-- START --
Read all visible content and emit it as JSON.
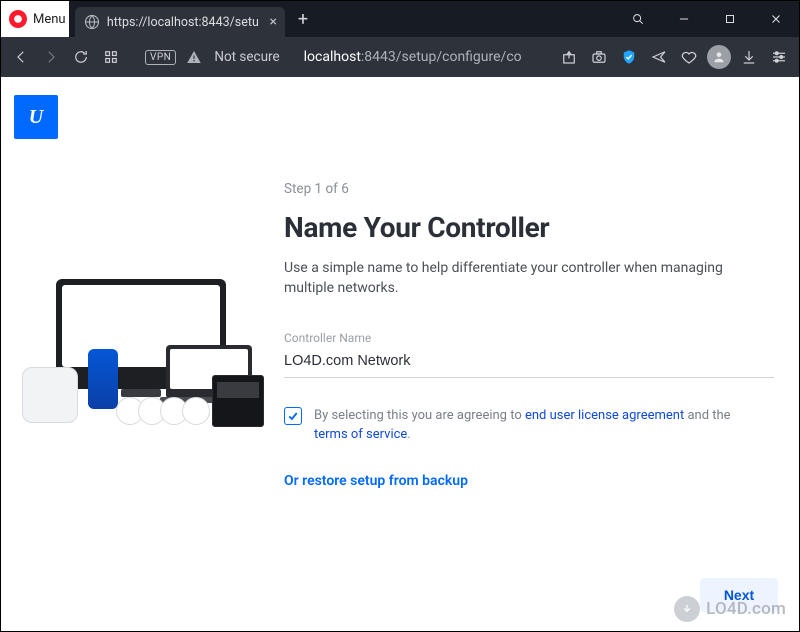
{
  "browser": {
    "menu_label": "Menu",
    "tab": {
      "title": "https://localhost:8443/setu"
    },
    "security_label": "Not secure",
    "vpn_label": "VPN",
    "url": {
      "host": "localhost",
      "port_path": ":8443/setup/configure/co"
    }
  },
  "brand": {
    "logo_letter": "U"
  },
  "setup": {
    "step_label": "Step 1 of 6",
    "heading": "Name Your Controller",
    "description": "Use a simple name to help differentiate your controller when managing multiple networks.",
    "field_label": "Controller Name",
    "field_value": "LO4D.com Network",
    "agree_prefix": "By selecting this you are agreeing to ",
    "eula_link": "end user license agreement",
    "agree_mid": " and the ",
    "tos_link": "terms of service",
    "agree_suffix": ".",
    "restore_link": "Or restore setup from backup",
    "next_label": "Next"
  },
  "watermark": {
    "text": "LO4D.com"
  }
}
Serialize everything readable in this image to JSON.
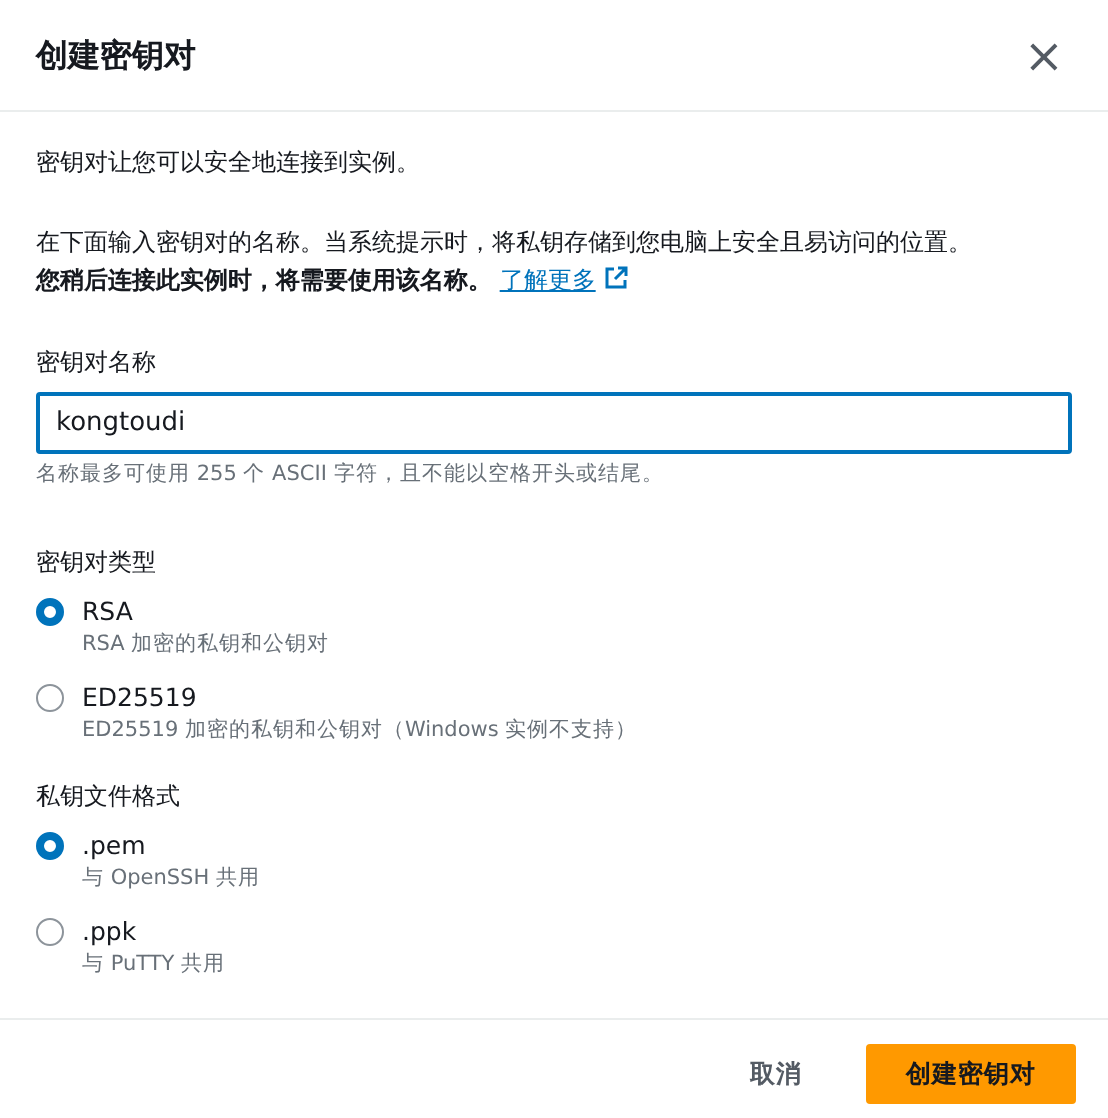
{
  "dialog": {
    "title": "创建密钥对",
    "close": "×"
  },
  "intro": "密钥对让您可以安全地连接到实例。",
  "description": {
    "text": "在下面输入密钥对的名称。当系统提示时，将私钥存储到您电脑上安全且易访问的位置。**您稍后连接此实例时，将需要使用该名称。**",
    "link": "了解更多"
  },
  "name_field": {
    "label": "密钥对名称",
    "value": "kongtoudi",
    "hint": "名称最多可使用 255 个 ASCII 字符，且不能以空格开头或结尾。"
  },
  "groups": [
    {
      "label": "密钥对类型",
      "options": [
        {
          "label": "RSA",
          "description": "RSA 加密的私钥和公钥对",
          "selected": true
        },
        {
          "label": "ED25519",
          "description": "ED25519 加密的私钥和公钥对（Windows 实例不支持）",
          "selected": false
        }
      ]
    },
    {
      "label": "私钥文件格式",
      "options": [
        {
          "label": ".pem",
          "description": "与 OpenSSH 共用",
          "selected": true
        },
        {
          "label": ".ppk",
          "description": "与 PuTTY 共用",
          "selected": false
        }
      ]
    }
  ],
  "buttons": {
    "cancel": "取消",
    "submit": "创建密钥对"
  }
}
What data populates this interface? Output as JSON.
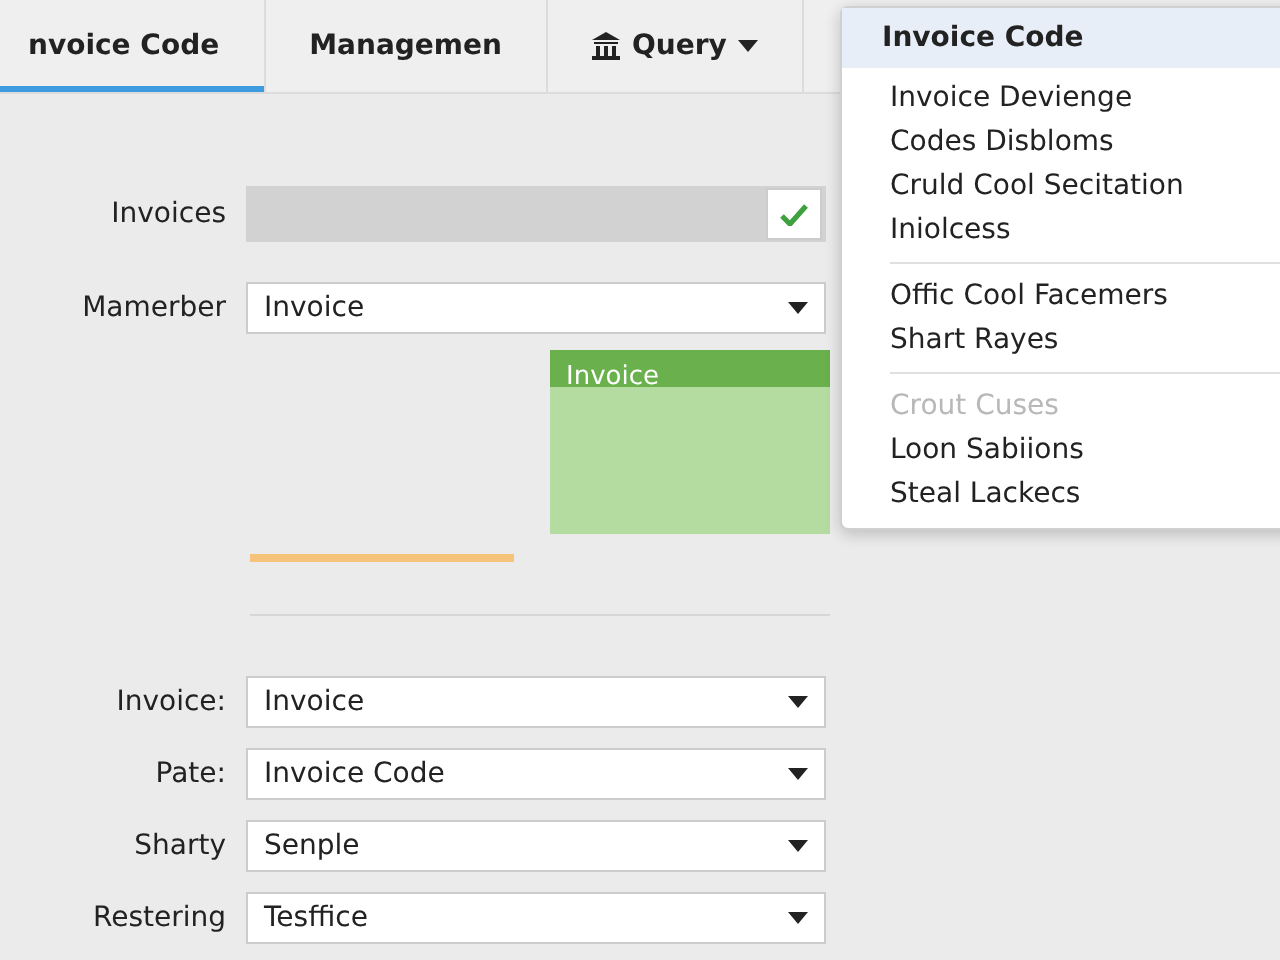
{
  "tabs": [
    {
      "label": "nvoice Code",
      "selected": true,
      "kind": "plain"
    },
    {
      "label": "Managemen",
      "selected": false,
      "kind": "plain"
    },
    {
      "label": "Query",
      "selected": false,
      "kind": "menu"
    }
  ],
  "top_form": {
    "invoices": {
      "label": "Invoices",
      "checked": true
    },
    "member": {
      "label": "Mamerber",
      "value": "Invoice"
    },
    "action_button": {
      "label": "Invoice"
    }
  },
  "bottom_form": [
    {
      "label": "Invoice:",
      "value": "Invoice"
    },
    {
      "label": "Pate:",
      "value": "Invoice Code"
    },
    {
      "label": "Sharty",
      "value": "Senple"
    },
    {
      "label": "Restering",
      "value": "Tesffice"
    }
  ],
  "dropdown_menu": {
    "header": "Invoice Code",
    "groups": [
      [
        {
          "label": "Invoice Devienge",
          "disabled": false
        },
        {
          "label": "Codes Disbloms",
          "disabled": false
        },
        {
          "label": "Cruld Cool Secitation",
          "disabled": false
        },
        {
          "label": "Iniolcess",
          "disabled": false
        }
      ],
      [
        {
          "label": "Offic Cool Facemers",
          "disabled": false
        },
        {
          "label": "Shart Rayes",
          "disabled": false
        }
      ],
      [
        {
          "label": "Crout Cuses",
          "disabled": true
        },
        {
          "label": "Loon Sabiions",
          "disabled": false
        },
        {
          "label": "Steal Lackecs",
          "disabled": false
        }
      ]
    ]
  }
}
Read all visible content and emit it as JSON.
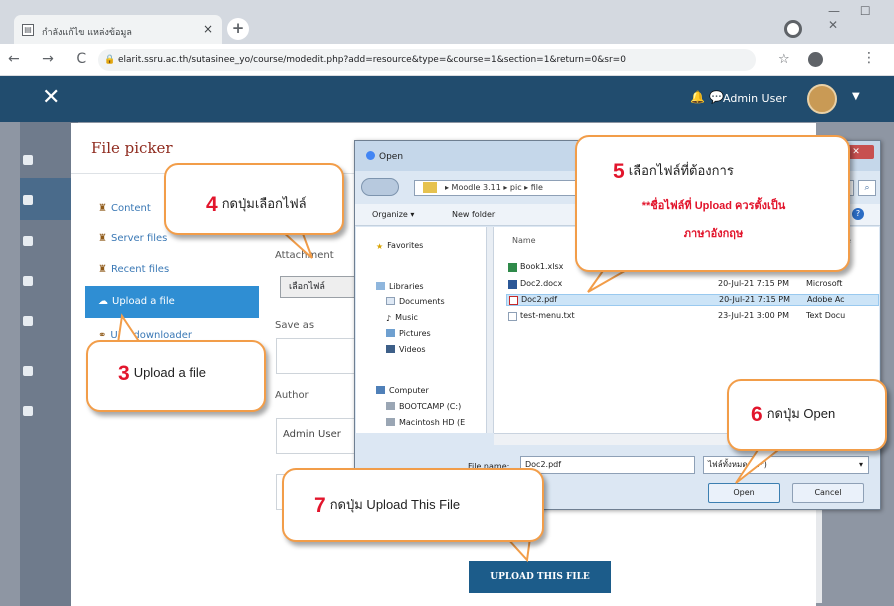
{
  "browser": {
    "tab_title": "กำลังแก้ไข แหล่งข้อมูล",
    "tab_close": "×",
    "new_tab": "+",
    "url": "elarit.ssru.ac.th/sutasinee_yo/course/modedit.php?add=resource&type=&course=1&section=1&return=0&sr=0",
    "nav_glyphs": "← → C",
    "star": "☆",
    "menu": "⋮",
    "window_controls": "— ☐ ✕"
  },
  "moodle_header": {
    "menu_glyph": "✕",
    "user_name": "Admin User",
    "bell": "🔔",
    "chat": "💬",
    "caret": "▼"
  },
  "file_picker": {
    "title": "File picker",
    "repositories": [
      {
        "label": "Content"
      },
      {
        "label": "Server files"
      },
      {
        "label": "Recent files"
      },
      {
        "label": "Upload a file"
      },
      {
        "label": "URL downloader"
      }
    ],
    "attachment_label": "Attachment",
    "choose_file_button": "เลือกไฟล์",
    "save_as_label": "Save as",
    "author_label": "Author",
    "author_value": "Admin User",
    "upload_button": "UPLOAD THIS FILE"
  },
  "open_dialog": {
    "title": "Open",
    "path": "▸ Moodle 3.11 ▸ pic ▸ file",
    "organize": "Organize ▾",
    "new_folder": "New folder",
    "nav_favorites": "Favorites",
    "nav_libraries": "Libraries",
    "nav_documents": "Documents",
    "nav_music": "Music",
    "nav_pictures": "Pictures",
    "nav_videos": "Videos",
    "nav_computer": "Computer",
    "nav_bootcamp": "BOOTCAMP (C:)",
    "nav_macintosh": "Macintosh HD (E",
    "col_name": "Name",
    "col_type": "e",
    "files": [
      {
        "name": "Book1.xlsx",
        "date": "",
        "type": "icrosoft"
      },
      {
        "name": "Doc2.docx",
        "date": "20-Jul-21 7:15 PM",
        "type": "Microsoft"
      },
      {
        "name": "Doc2.pdf",
        "date": "20-Jul-21 7:15 PM",
        "type": "Adobe Ac"
      },
      {
        "name": "test-menu.txt",
        "date": "23-Jul-21 3:00 PM",
        "type": "Text Docu"
      }
    ],
    "file_name_label": "File name:",
    "file_name_value": "Doc2.pdf",
    "file_type_value": "ไฟล์ทั้งหมด (*.*)",
    "open_button": "Open",
    "cancel_button": "Cancel"
  },
  "callouts": {
    "c3_num": "3",
    "c3_text": "Upload a file",
    "c4_num": "4",
    "c4_text": "กดปุ่มเลือกไฟล์",
    "c5_num": "5",
    "c5_text": "เลือกไฟล์ที่ต้องการ",
    "c5_warn1": "**ชื่อไฟล์ที่ Upload ควรตั้งเป็น",
    "c5_warn2": "ภาษาอังกฤษ",
    "c6_num": "6",
    "c6_text": "กดปุ่ม Open",
    "c7_num": "7",
    "c7_text": "กดปุ่ม Upload This File"
  },
  "colors": {
    "header": "#214c6e",
    "callout_border": "#f29d49",
    "callout_number": "#e2152c",
    "selected_repo": "#2f8ed3",
    "upload_button": "#1c5c8a"
  }
}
-- END --
* _Description of the task_: Reproduce the listing exactly. Leave its pictures out.

* _Task output_:
Read all visible content and emit it as JSON.
{
  "browser": {
    "menu_label": "Menu",
    "tab": {
      "title": "https://localhost:8443/setu"
    },
    "security_label": "Not secure",
    "vpn_label": "VPN",
    "url": {
      "host": "localhost",
      "port_path": ":8443/setup/configure/co"
    }
  },
  "brand": {
    "logo_letter": "U"
  },
  "setup": {
    "step_label": "Step 1 of 6",
    "heading": "Name Your Controller",
    "description": "Use a simple name to help differentiate your controller when managing multiple networks.",
    "field_label": "Controller Name",
    "field_value": "LO4D.com Network",
    "agree_prefix": "By selecting this you are agreeing to ",
    "eula_link": "end user license agreement",
    "agree_mid": " and the ",
    "tos_link": "terms of service",
    "agree_suffix": ".",
    "restore_link": "Or restore setup from backup",
    "next_label": "Next"
  },
  "watermark": {
    "text": "LO4D.com"
  }
}
Serialize everything readable in this image to JSON.
{
  "dialog": {
    "title": "创建密钥对",
    "close": "×"
  },
  "intro": "密钥对让您可以安全地连接到实例。",
  "description": {
    "text": "在下面输入密钥对的名称。当系统提示时，将私钥存储到您电脑上安全且易访问的位置。**您稍后连接此实例时，将需要使用该名称。**",
    "link": "了解更多"
  },
  "name_field": {
    "label": "密钥对名称",
    "value": "kongtoudi",
    "hint": "名称最多可使用 255 个 ASCII 字符，且不能以空格开头或结尾。"
  },
  "groups": [
    {
      "label": "密钥对类型",
      "options": [
        {
          "label": "RSA",
          "description": "RSA 加密的私钥和公钥对",
          "selected": true
        },
        {
          "label": "ED25519",
          "description": "ED25519 加密的私钥和公钥对（Windows 实例不支持）",
          "selected": false
        }
      ]
    },
    {
      "label": "私钥文件格式",
      "options": [
        {
          "label": ".pem",
          "description": "与 OpenSSH 共用",
          "selected": true
        },
        {
          "label": ".ppk",
          "description": "与 PuTTY 共用",
          "selected": false
        }
      ]
    }
  ],
  "buttons": {
    "cancel": "取消",
    "submit": "创建密钥对"
  }
}
What data populates this interface? Output as JSON.
{
  "tabs": [
    {
      "label": "nvoice Code",
      "selected": true,
      "kind": "plain"
    },
    {
      "label": "Managemen",
      "selected": false,
      "kind": "plain"
    },
    {
      "label": "Query",
      "selected": false,
      "kind": "menu"
    }
  ],
  "top_form": {
    "invoices": {
      "label": "Invoices",
      "checked": true
    },
    "member": {
      "label": "Mamerber",
      "value": "Invoice"
    },
    "action_button": {
      "label": "Invoice"
    }
  },
  "bottom_form": [
    {
      "label": "Invoice:",
      "value": "Invoice"
    },
    {
      "label": "Pate:",
      "value": "Invoice Code"
    },
    {
      "label": "Sharty",
      "value": "Senple"
    },
    {
      "label": "Restering",
      "value": "Tesffice"
    }
  ],
  "dropdown_menu": {
    "header": "Invoice Code",
    "groups": [
      [
        {
          "label": "Invoice Devienge",
          "disabled": false
        },
        {
          "label": "Codes Disbloms",
          "disabled": false
        },
        {
          "label": "Cruld Cool Secitation",
          "disabled": false
        },
        {
          "label": "Iniolcess",
          "disabled": false
        }
      ],
      [
        {
          "label": "Offic Cool Facemers",
          "disabled": false
        },
        {
          "label": "Shart Rayes",
          "disabled": false
        }
      ],
      [
        {
          "label": "Crout Cuses",
          "disabled": true
        },
        {
          "label": "Loon Sabiions",
          "disabled": false
        },
        {
          "label": "Steal Lackecs",
          "disabled": false
        }
      ]
    ]
  }
}
Read all visible content and emit it as JSON.
{
  "browser": {
    "tab_title": "กำลังแก้ไข แหล่งข้อมูล",
    "tab_close": "×",
    "new_tab": "+",
    "url": "elarit.ssru.ac.th/sutasinee_yo/course/modedit.php?add=resource&type=&course=1&section=1&return=0&sr=0",
    "nav_glyphs": "← → C",
    "star": "☆",
    "menu": "⋮",
    "window_controls": "— ☐ ✕"
  },
  "moodle_header": {
    "menu_glyph": "✕",
    "user_name": "Admin User",
    "bell": "🔔",
    "chat": "💬",
    "caret": "▼"
  },
  "file_picker": {
    "title": "File picker",
    "repositories": [
      {
        "label": "Content"
      },
      {
        "label": "Server files"
      },
      {
        "label": "Recent files"
      },
      {
        "label": "Upload a file"
      },
      {
        "label": "URL downloader"
      }
    ],
    "attachment_label": "Attachment",
    "choose_file_button": "เลือกไฟล์",
    "save_as_label": "Save as",
    "author_label": "Author",
    "author_value": "Admin User",
    "upload_button": "UPLOAD THIS FILE"
  },
  "open_dialog": {
    "title": "Open",
    "path": "▸ Moodle 3.11 ▸ pic ▸ file",
    "organize": "Organize ▾",
    "new_folder": "New folder",
    "nav_favorites": "Favorites",
    "nav_libraries": "Libraries",
    "nav_documents": "Documents",
    "nav_music": "Music",
    "nav_pictures": "Pictures",
    "nav_videos": "Videos",
    "nav_computer": "Computer",
    "nav_bootcamp": "BOOTCAMP (C:)",
    "nav_macintosh": "Macintosh HD (E",
    "col_name": "Name",
    "col_type": "e",
    "files": [
      {
        "name": "Book1.xlsx",
        "date": "",
        "type": "icrosoft"
      },
      {
        "name": "Doc2.docx",
        "date": "20-Jul-21 7:15 PM",
        "type": "Microsoft"
      },
      {
        "name": "Doc2.pdf",
        "date": "20-Jul-21 7:15 PM",
        "type": "Adobe Ac"
      },
      {
        "name": "test-menu.txt",
        "date": "23-Jul-21 3:00 PM",
        "type": "Text Docu"
      }
    ],
    "file_name_label": "File name:",
    "file_name_value": "Doc2.pdf",
    "file_type_value": "ไฟล์ทั้งหมด (*.*)",
    "open_button": "Open",
    "cancel_button": "Cancel"
  },
  "callouts": {
    "c3_num": "3",
    "c3_text": "Upload a file",
    "c4_num": "4",
    "c4_text": "กดปุ่มเลือกไฟล์",
    "c5_num": "5",
    "c5_text": "เลือกไฟล์ที่ต้องการ",
    "c5_warn1": "**ชื่อไฟล์ที่ Upload ควรตั้งเป็น",
    "c5_warn2": "ภาษาอังกฤษ",
    "c6_num": "6",
    "c6_text": "กดปุ่ม Open",
    "c7_num": "7",
    "c7_text": "กดปุ่ม Upload This File"
  },
  "colors": {
    "header": "#214c6e",
    "callout_border": "#f29d49",
    "callout_number": "#e2152c",
    "selected_repo": "#2f8ed3",
    "upload_button": "#1c5c8a"
  }
}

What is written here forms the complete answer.